### Challenge
The entries below are to be written out again without alteration.

[Records from a data collection]
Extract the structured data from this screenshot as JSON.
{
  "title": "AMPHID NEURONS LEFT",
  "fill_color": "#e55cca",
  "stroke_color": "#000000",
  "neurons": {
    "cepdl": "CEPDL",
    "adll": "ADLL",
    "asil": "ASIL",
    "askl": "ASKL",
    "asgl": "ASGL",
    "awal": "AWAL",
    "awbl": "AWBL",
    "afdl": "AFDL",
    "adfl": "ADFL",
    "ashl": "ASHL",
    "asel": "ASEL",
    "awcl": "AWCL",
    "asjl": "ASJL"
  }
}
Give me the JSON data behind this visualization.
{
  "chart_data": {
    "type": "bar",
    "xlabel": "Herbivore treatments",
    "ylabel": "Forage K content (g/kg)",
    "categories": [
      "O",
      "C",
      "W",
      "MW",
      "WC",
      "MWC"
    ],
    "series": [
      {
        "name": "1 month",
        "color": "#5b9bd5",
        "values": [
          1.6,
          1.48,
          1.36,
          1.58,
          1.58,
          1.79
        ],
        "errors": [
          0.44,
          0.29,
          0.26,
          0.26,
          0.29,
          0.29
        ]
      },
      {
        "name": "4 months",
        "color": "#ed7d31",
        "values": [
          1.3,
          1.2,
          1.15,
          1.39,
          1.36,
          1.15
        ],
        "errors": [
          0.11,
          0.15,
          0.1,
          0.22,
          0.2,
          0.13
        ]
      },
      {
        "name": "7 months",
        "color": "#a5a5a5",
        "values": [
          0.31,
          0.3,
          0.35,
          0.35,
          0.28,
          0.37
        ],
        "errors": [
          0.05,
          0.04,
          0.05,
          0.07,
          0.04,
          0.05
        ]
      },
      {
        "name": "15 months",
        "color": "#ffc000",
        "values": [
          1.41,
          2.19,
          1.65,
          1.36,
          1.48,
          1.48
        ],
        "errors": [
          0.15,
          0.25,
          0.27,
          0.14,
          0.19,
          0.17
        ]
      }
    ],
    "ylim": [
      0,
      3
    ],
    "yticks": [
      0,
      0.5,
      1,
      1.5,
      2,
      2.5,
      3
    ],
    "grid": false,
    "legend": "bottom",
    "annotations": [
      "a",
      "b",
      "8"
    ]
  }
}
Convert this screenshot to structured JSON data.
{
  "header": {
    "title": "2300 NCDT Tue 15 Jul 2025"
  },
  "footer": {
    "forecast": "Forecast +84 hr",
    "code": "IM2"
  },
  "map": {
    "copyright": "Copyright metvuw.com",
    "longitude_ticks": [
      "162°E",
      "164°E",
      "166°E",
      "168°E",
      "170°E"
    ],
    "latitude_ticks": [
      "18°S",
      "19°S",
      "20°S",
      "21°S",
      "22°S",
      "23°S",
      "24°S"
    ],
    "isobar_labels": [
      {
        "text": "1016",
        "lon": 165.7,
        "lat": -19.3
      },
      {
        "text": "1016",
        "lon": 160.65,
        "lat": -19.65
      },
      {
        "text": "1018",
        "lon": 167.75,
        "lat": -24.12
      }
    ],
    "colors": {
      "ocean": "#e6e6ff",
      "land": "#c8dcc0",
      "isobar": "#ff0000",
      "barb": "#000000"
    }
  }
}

### Result of this exercise
Extract the structured data from this screenshot as JSON.
{
  "title": "AMPHID NEURONS LEFT",
  "fill_color": "#e55cca",
  "stroke_color": "#000000",
  "neurons": {
    "cepdl": "CEPDL",
    "adll": "ADLL",
    "asil": "ASIL",
    "askl": "ASKL",
    "asgl": "ASGL",
    "awal": "AWAL",
    "awbl": "AWBL",
    "afdl": "AFDL",
    "adfl": "ADFL",
    "ashl": "ASHL",
    "asel": "ASEL",
    "awcl": "AWCL",
    "asjl": "ASJL"
  }
}
Give me the JSON data behind this visualization.
{
  "chart_data": {
    "type": "bar",
    "xlabel": "Herbivore treatments",
    "ylabel": "Forage K content (g/kg)",
    "categories": [
      "O",
      "C",
      "W",
      "MW",
      "WC",
      "MWC"
    ],
    "series": [
      {
        "name": "1 month",
        "color": "#5b9bd5",
        "values": [
          1.6,
          1.48,
          1.36,
          1.58,
          1.58,
          1.79
        ],
        "errors": [
          0.44,
          0.29,
          0.26,
          0.26,
          0.29,
          0.29
        ]
      },
      {
        "name": "4 months",
        "color": "#ed7d31",
        "values": [
          1.3,
          1.2,
          1.15,
          1.39,
          1.36,
          1.15
        ],
        "errors": [
          0.11,
          0.15,
          0.1,
          0.22,
          0.2,
          0.13
        ]
      },
      {
        "name": "7 months",
        "color": "#a5a5a5",
        "values": [
          0.31,
          0.3,
          0.35,
          0.35,
          0.28,
          0.37
        ],
        "errors": [
          0.05,
          0.04,
          0.05,
          0.07,
          0.04,
          0.05
        ]
      },
      {
        "name": "15 months",
        "color": "#ffc000",
        "values": [
          1.41,
          2.19,
          1.65,
          1.36,
          1.48,
          1.48
        ],
        "errors": [
          0.15,
          0.25,
          0.27,
          0.14,
          0.19,
          0.17
        ]
      }
    ],
    "ylim": [
      0,
      3
    ],
    "yticks": [
      0,
      0.5,
      1,
      1.5,
      2,
      2.5,
      3
    ],
    "grid": false,
    "legend": "bottom",
    "annotations": [
      "a",
      "b",
      "8"
    ]
  }
}
Convert this screenshot to structured JSON data.
{
  "header": {
    "title": "2300 NCDT Tue 15 Jul 2025"
  },
  "footer": {
    "forecast": "Forecast +84 hr",
    "code": "IM2"
  },
  "map": {
    "copyright": "Copyright metvuw.com",
    "longitude_ticks": [
      "162°E",
      "164°E",
      "166°E",
      "168°E",
      "170°E"
    ],
    "latitude_ticks": [
      "18°S",
      "19°S",
      "20°S",
      "21°S",
      "22°S",
      "23°S",
      "24°S"
    ],
    "isobar_labels": [
      {
        "text": "1016",
        "lon": 165.7,
        "lat": -19.3
      },
      {
        "text": "1016",
        "lon": 160.65,
        "lat": -19.65
      },
      {
        "text": "1018",
        "lon": 167.75,
        "lat": -24.12
      }
    ],
    "colors": {
      "ocean": "#e6e6ff",
      "land": "#c8dcc0",
      "isobar": "#ff0000",
      "barb": "#000000"
    }
  }
}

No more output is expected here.